▶ _STATED EXERCISE_
Identify all lines of the data containing the string "ylabel" and copy them.

▶ _DATA PROVIDED_
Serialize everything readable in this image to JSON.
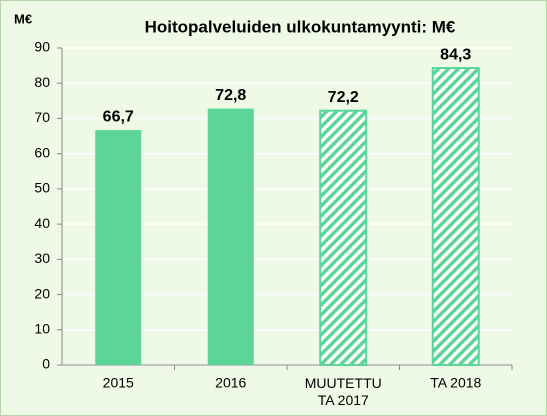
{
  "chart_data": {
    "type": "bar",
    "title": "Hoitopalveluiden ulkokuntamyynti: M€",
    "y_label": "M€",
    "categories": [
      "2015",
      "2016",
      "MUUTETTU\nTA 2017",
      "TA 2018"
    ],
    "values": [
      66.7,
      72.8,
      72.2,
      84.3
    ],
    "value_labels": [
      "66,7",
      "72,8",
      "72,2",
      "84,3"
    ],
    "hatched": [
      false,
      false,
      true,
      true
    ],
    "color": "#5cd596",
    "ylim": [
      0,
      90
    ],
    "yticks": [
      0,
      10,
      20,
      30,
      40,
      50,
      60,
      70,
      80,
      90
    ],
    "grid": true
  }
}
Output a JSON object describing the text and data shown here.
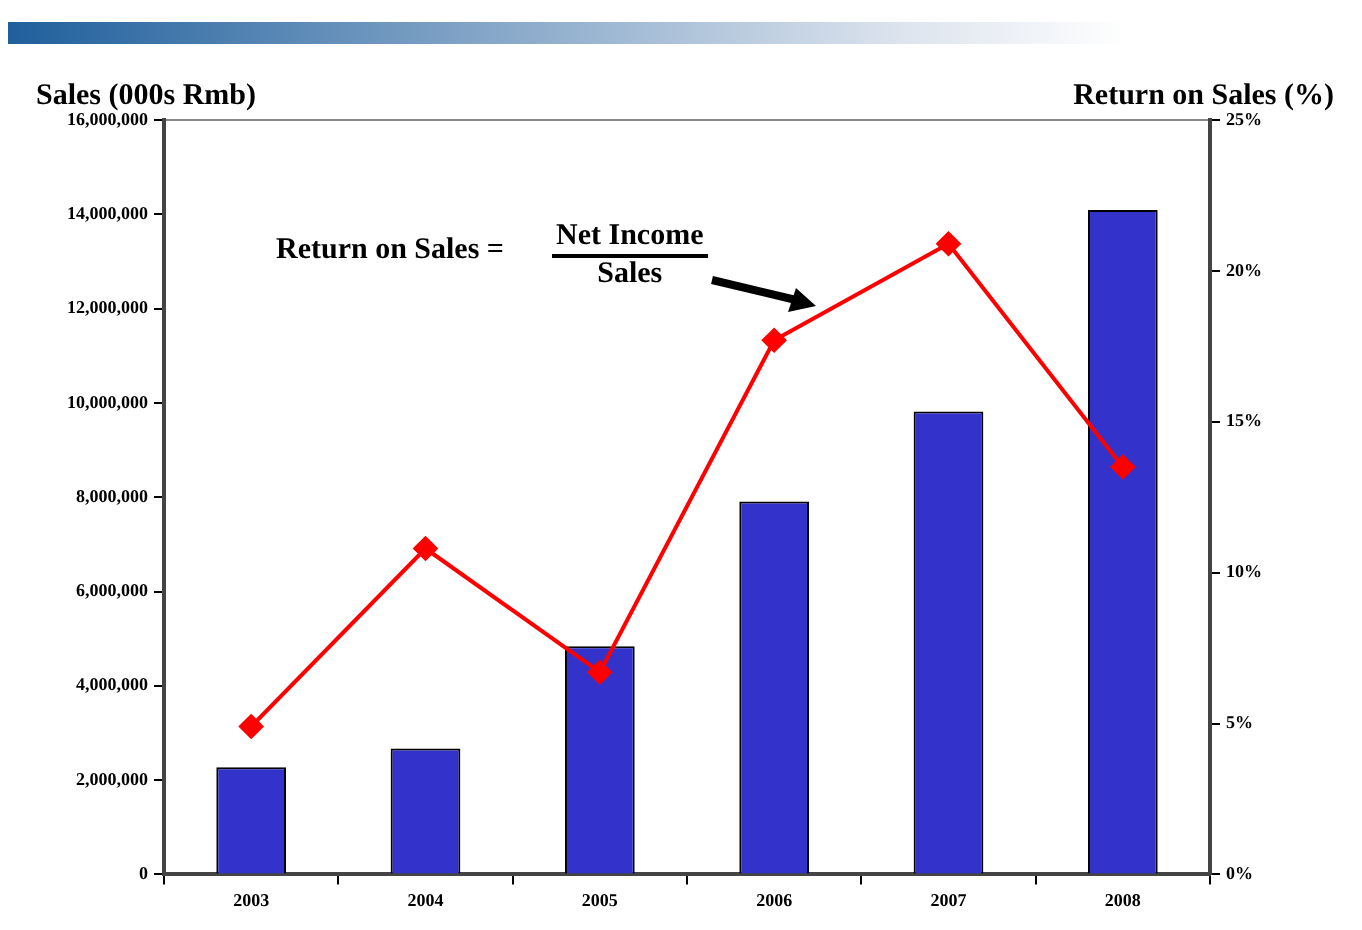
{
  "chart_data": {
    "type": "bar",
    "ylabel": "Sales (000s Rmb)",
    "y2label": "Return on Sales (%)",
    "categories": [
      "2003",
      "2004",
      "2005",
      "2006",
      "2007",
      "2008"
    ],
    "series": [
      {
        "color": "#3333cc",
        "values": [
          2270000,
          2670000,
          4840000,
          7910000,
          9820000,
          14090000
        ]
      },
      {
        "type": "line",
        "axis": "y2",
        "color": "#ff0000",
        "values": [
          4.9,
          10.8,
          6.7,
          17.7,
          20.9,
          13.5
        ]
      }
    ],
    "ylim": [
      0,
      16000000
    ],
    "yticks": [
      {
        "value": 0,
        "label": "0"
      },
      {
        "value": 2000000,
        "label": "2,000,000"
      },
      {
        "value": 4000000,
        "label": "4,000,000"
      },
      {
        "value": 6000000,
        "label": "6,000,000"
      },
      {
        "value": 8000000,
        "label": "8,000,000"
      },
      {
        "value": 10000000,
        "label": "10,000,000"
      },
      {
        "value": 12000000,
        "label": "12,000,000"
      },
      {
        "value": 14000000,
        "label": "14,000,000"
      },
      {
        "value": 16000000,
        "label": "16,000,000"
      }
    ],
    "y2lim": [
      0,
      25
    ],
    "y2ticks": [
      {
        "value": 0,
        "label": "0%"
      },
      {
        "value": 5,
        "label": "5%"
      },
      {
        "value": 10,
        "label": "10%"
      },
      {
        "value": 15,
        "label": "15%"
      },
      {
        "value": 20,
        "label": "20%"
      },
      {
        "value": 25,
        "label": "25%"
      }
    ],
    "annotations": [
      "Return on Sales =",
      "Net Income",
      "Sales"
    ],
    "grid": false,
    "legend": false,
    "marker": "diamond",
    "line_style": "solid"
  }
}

---

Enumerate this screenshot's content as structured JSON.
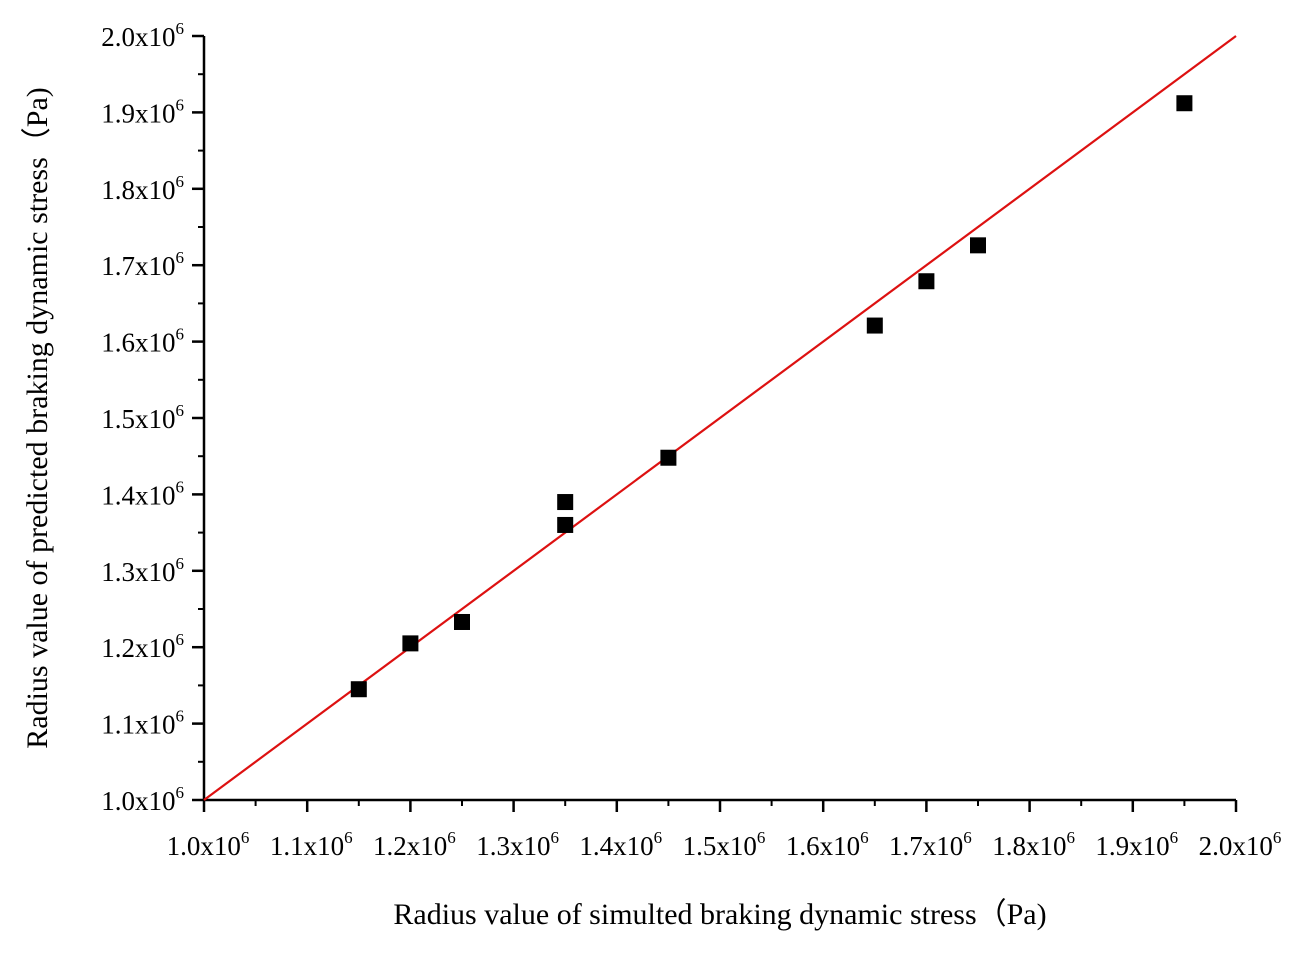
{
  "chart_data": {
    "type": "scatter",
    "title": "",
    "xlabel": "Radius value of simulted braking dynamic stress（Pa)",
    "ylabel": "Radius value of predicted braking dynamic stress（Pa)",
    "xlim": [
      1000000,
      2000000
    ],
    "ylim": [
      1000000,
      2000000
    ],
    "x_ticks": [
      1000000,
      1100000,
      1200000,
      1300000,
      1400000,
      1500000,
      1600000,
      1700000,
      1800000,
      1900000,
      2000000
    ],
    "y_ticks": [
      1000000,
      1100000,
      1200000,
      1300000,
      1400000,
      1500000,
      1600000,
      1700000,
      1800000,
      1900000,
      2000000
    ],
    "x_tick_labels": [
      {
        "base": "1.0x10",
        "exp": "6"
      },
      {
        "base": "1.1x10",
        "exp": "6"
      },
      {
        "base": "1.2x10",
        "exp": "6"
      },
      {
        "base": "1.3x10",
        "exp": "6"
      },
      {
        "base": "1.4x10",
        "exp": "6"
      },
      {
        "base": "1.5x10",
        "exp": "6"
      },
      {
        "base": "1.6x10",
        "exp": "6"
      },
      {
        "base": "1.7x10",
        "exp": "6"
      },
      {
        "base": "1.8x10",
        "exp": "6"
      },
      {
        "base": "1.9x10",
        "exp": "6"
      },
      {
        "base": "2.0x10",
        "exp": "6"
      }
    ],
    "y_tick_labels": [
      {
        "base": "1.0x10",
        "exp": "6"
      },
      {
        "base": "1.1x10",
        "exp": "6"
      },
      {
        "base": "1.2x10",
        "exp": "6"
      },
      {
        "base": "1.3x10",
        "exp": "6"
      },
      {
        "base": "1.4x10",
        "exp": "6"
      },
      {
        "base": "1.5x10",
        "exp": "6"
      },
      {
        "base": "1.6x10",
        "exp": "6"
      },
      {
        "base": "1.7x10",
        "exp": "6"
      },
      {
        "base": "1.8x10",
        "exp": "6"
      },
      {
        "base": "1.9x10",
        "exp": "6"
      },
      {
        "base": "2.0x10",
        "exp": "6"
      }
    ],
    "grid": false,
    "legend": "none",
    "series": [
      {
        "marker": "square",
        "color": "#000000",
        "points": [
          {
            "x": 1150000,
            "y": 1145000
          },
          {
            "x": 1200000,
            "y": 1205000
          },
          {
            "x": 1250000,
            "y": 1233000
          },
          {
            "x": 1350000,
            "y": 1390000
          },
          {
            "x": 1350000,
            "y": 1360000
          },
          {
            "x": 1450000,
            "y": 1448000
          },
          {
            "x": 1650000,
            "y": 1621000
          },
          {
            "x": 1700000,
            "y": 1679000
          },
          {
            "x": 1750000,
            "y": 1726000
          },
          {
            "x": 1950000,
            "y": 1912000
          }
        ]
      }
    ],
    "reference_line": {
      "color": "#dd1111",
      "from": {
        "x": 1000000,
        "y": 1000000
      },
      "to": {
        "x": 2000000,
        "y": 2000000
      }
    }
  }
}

▶ _FINISHED TASK_
    "ylabel": "Sales (000s Rmb)",
    "ylabel": "Radius value of predicted braking dynamic stress（Pa)",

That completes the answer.